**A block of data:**
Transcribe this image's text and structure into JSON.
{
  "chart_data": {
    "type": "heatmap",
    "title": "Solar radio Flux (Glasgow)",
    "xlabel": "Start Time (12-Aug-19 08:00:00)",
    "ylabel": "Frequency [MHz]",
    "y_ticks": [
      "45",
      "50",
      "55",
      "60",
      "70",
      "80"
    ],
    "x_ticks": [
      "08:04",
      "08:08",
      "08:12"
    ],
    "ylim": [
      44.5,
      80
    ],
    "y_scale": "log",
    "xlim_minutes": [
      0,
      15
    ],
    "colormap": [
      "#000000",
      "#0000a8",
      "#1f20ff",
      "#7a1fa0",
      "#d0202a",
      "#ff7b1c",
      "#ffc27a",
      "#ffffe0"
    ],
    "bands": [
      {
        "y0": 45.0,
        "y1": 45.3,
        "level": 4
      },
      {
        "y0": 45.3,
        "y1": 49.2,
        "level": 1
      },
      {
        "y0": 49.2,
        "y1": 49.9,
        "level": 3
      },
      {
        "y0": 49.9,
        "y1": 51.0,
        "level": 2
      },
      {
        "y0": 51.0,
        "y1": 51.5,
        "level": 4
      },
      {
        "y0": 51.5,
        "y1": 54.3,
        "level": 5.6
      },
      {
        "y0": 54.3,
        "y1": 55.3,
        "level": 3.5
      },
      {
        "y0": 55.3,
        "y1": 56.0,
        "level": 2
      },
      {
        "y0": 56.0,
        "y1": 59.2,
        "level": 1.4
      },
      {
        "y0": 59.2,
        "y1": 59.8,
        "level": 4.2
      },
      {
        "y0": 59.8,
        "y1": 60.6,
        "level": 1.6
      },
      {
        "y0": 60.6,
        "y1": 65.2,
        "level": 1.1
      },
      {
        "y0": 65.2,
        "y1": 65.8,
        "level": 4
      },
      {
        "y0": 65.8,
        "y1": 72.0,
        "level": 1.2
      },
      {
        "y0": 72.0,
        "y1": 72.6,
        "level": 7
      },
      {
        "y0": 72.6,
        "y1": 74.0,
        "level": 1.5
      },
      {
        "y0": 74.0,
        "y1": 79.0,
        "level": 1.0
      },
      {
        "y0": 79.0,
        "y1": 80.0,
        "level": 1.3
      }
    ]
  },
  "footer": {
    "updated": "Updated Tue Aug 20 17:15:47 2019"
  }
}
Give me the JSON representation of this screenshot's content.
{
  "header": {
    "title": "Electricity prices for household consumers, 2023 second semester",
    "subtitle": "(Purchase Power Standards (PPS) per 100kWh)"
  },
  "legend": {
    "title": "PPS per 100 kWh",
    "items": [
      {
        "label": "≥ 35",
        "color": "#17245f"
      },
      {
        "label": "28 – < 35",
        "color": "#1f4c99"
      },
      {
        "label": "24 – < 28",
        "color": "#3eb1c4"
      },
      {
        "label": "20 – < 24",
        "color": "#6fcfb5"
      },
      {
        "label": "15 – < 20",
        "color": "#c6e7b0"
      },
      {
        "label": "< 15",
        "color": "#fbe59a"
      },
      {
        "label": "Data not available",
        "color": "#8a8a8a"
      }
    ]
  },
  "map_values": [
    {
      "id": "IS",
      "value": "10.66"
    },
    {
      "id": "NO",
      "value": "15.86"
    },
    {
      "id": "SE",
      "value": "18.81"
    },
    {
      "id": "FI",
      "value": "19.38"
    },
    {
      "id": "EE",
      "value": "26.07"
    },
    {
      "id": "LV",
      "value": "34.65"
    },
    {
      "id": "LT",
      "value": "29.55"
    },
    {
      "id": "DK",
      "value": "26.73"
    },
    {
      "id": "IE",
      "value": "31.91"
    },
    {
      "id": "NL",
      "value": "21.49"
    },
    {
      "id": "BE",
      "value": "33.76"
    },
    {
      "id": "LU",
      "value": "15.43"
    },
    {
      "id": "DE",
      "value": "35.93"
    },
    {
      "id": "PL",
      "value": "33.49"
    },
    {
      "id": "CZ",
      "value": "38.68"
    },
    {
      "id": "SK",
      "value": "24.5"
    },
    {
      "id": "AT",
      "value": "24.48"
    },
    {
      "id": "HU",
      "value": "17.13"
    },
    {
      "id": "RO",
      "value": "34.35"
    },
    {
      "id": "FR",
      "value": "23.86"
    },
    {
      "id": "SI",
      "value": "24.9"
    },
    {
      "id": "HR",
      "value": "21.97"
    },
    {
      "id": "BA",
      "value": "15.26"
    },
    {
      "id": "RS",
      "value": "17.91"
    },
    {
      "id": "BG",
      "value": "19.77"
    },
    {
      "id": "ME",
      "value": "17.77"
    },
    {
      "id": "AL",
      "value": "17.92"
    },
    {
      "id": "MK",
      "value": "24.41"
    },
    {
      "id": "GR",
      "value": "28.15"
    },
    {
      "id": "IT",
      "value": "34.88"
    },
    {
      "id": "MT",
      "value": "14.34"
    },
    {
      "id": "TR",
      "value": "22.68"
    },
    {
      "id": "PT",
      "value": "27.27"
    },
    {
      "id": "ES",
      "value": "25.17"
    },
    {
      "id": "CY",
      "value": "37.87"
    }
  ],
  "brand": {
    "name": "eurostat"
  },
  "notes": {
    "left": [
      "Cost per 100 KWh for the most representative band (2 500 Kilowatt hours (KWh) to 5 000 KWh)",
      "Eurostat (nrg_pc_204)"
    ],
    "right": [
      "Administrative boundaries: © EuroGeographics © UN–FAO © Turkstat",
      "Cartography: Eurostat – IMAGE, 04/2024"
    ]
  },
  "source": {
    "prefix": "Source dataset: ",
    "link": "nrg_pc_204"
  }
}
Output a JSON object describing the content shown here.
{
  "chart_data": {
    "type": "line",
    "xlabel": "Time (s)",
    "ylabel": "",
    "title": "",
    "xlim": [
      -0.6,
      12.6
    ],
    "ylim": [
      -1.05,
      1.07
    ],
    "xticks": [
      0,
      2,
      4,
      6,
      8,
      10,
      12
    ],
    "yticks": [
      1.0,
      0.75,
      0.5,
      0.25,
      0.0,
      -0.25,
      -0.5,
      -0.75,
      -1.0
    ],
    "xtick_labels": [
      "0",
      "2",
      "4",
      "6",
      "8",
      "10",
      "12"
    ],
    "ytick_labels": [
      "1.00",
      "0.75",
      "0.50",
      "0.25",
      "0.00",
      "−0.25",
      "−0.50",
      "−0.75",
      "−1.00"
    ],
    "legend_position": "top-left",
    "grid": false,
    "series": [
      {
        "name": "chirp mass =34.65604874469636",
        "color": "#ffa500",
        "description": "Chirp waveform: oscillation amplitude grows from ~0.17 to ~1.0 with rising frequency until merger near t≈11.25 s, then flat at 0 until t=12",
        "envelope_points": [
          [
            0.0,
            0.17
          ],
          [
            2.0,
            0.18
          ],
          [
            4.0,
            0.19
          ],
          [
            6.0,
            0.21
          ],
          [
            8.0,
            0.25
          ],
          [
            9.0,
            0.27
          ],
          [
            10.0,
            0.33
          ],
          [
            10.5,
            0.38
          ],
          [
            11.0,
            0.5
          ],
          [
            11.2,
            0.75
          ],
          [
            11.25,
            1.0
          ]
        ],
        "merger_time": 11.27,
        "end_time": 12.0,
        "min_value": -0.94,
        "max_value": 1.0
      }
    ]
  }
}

**Given exercise:** Give all of the entries again, word for word.

**Task output:**
Transcribe this image's text and structure into JSON.
{
  "chart_data": {
    "type": "heatmap",
    "title": "Solar radio Flux (Glasgow)",
    "xlabel": "Start Time (12-Aug-19 08:00:00)",
    "ylabel": "Frequency [MHz]",
    "y_ticks": [
      "45",
      "50",
      "55",
      "60",
      "70",
      "80"
    ],
    "x_ticks": [
      "08:04",
      "08:08",
      "08:12"
    ],
    "ylim": [
      44.5,
      80
    ],
    "y_scale": "log",
    "xlim_minutes": [
      0,
      15
    ],
    "colormap": [
      "#000000",
      "#0000a8",
      "#1f20ff",
      "#7a1fa0",
      "#d0202a",
      "#ff7b1c",
      "#ffc27a",
      "#ffffe0"
    ],
    "bands": [
      {
        "y0": 45.0,
        "y1": 45.3,
        "level": 4
      },
      {
        "y0": 45.3,
        "y1": 49.2,
        "level": 1
      },
      {
        "y0": 49.2,
        "y1": 49.9,
        "level": 3
      },
      {
        "y0": 49.9,
        "y1": 51.0,
        "level": 2
      },
      {
        "y0": 51.0,
        "y1": 51.5,
        "level": 4
      },
      {
        "y0": 51.5,
        "y1": 54.3,
        "level": 5.6
      },
      {
        "y0": 54.3,
        "y1": 55.3,
        "level": 3.5
      },
      {
        "y0": 55.3,
        "y1": 56.0,
        "level": 2
      },
      {
        "y0": 56.0,
        "y1": 59.2,
        "level": 1.4
      },
      {
        "y0": 59.2,
        "y1": 59.8,
        "level": 4.2
      },
      {
        "y0": 59.8,
        "y1": 60.6,
        "level": 1.6
      },
      {
        "y0": 60.6,
        "y1": 65.2,
        "level": 1.1
      },
      {
        "y0": 65.2,
        "y1": 65.8,
        "level": 4
      },
      {
        "y0": 65.8,
        "y1": 72.0,
        "level": 1.2
      },
      {
        "y0": 72.0,
        "y1": 72.6,
        "level": 7
      },
      {
        "y0": 72.6,
        "y1": 74.0,
        "level": 1.5
      },
      {
        "y0": 74.0,
        "y1": 79.0,
        "level": 1.0
      },
      {
        "y0": 79.0,
        "y1": 80.0,
        "level": 1.3
      }
    ]
  },
  "footer": {
    "updated": "Updated Tue Aug 20 17:15:47 2019"
  }
}
Give me the JSON representation of this screenshot's content.
{
  "header": {
    "title": "Electricity prices for household consumers, 2023 second semester",
    "subtitle": "(Purchase Power Standards (PPS) per 100kWh)"
  },
  "legend": {
    "title": "PPS per 100 kWh",
    "items": [
      {
        "label": "≥ 35",
        "color": "#17245f"
      },
      {
        "label": "28 – < 35",
        "color": "#1f4c99"
      },
      {
        "label": "24 – < 28",
        "color": "#3eb1c4"
      },
      {
        "label": "20 – < 24",
        "color": "#6fcfb5"
      },
      {
        "label": "15 – < 20",
        "color": "#c6e7b0"
      },
      {
        "label": "< 15",
        "color": "#fbe59a"
      },
      {
        "label": "Data not available",
        "color": "#8a8a8a"
      }
    ]
  },
  "map_values": [
    {
      "id": "IS",
      "value": "10.66"
    },
    {
      "id": "NO",
      "value": "15.86"
    },
    {
      "id": "SE",
      "value": "18.81"
    },
    {
      "id": "FI",
      "value": "19.38"
    },
    {
      "id": "EE",
      "value": "26.07"
    },
    {
      "id": "LV",
      "value": "34.65"
    },
    {
      "id": "LT",
      "value": "29.55"
    },
    {
      "id": "DK",
      "value": "26.73"
    },
    {
      "id": "IE",
      "value": "31.91"
    },
    {
      "id": "NL",
      "value": "21.49"
    },
    {
      "id": "BE",
      "value": "33.76"
    },
    {
      "id": "LU",
      "value": "15.43"
    },
    {
      "id": "DE",
      "value": "35.93"
    },
    {
      "id": "PL",
      "value": "33.49"
    },
    {
      "id": "CZ",
      "value": "38.68"
    },
    {
      "id": "SK",
      "value": "24.5"
    },
    {
      "id": "AT",
      "value": "24.48"
    },
    {
      "id": "HU",
      "value": "17.13"
    },
    {
      "id": "RO",
      "value": "34.35"
    },
    {
      "id": "FR",
      "value": "23.86"
    },
    {
      "id": "SI",
      "value": "24.9"
    },
    {
      "id": "HR",
      "value": "21.97"
    },
    {
      "id": "BA",
      "value": "15.26"
    },
    {
      "id": "RS",
      "value": "17.91"
    },
    {
      "id": "BG",
      "value": "19.77"
    },
    {
      "id": "ME",
      "value": "17.77"
    },
    {
      "id": "AL",
      "value": "17.92"
    },
    {
      "id": "MK",
      "value": "24.41"
    },
    {
      "id": "GR",
      "value": "28.15"
    },
    {
      "id": "IT",
      "value": "34.88"
    },
    {
      "id": "MT",
      "value": "14.34"
    },
    {
      "id": "TR",
      "value": "22.68"
    },
    {
      "id": "PT",
      "value": "27.27"
    },
    {
      "id": "ES",
      "value": "25.17"
    },
    {
      "id": "CY",
      "value": "37.87"
    }
  ],
  "brand": {
    "name": "eurostat"
  },
  "notes": {
    "left": [
      "Cost per 100 KWh for the most representative band (2 500 Kilowatt hours (KWh) to 5 000 KWh)",
      "Eurostat (nrg_pc_204)"
    ],
    "right": [
      "Administrative boundaries: © EuroGeographics © UN–FAO © Turkstat",
      "Cartography: Eurostat – IMAGE, 04/2024"
    ]
  },
  "source": {
    "prefix": "Source dataset: ",
    "link": "nrg_pc_204"
  }
}
Output a JSON object describing the content shown here.
{
  "chart_data": {
    "type": "line",
    "xlabel": "Time (s)",
    "ylabel": "",
    "title": "",
    "xlim": [
      -0.6,
      12.6
    ],
    "ylim": [
      -1.05,
      1.07
    ],
    "xticks": [
      0,
      2,
      4,
      6,
      8,
      10,
      12
    ],
    "yticks": [
      1.0,
      0.75,
      0.5,
      0.25,
      0.0,
      -0.25,
      -0.5,
      -0.75,
      -1.0
    ],
    "xtick_labels": [
      "0",
      "2",
      "4",
      "6",
      "8",
      "10",
      "12"
    ],
    "ytick_labels": [
      "1.00",
      "0.75",
      "0.50",
      "0.25",
      "0.00",
      "−0.25",
      "−0.50",
      "−0.75",
      "−1.00"
    ],
    "legend_position": "top-left",
    "grid": false,
    "series": [
      {
        "name": "chirp mass =34.65604874469636",
        "color": "#ffa500",
        "description": "Chirp waveform: oscillation amplitude grows from ~0.17 to ~1.0 with rising frequency until merger near t≈11.25 s, then flat at 0 until t=12",
        "envelope_points": [
          [
            0.0,
            0.17
          ],
          [
            2.0,
            0.18
          ],
          [
            4.0,
            0.19
          ],
          [
            6.0,
            0.21
          ],
          [
            8.0,
            0.25
          ],
          [
            9.0,
            0.27
          ],
          [
            10.0,
            0.33
          ],
          [
            10.5,
            0.38
          ],
          [
            11.0,
            0.5
          ],
          [
            11.2,
            0.75
          ],
          [
            11.25,
            1.0
          ]
        ],
        "merger_time": 11.27,
        "end_time": 12.0,
        "min_value": -0.94,
        "max_value": 1.0
      }
    ]
  }
}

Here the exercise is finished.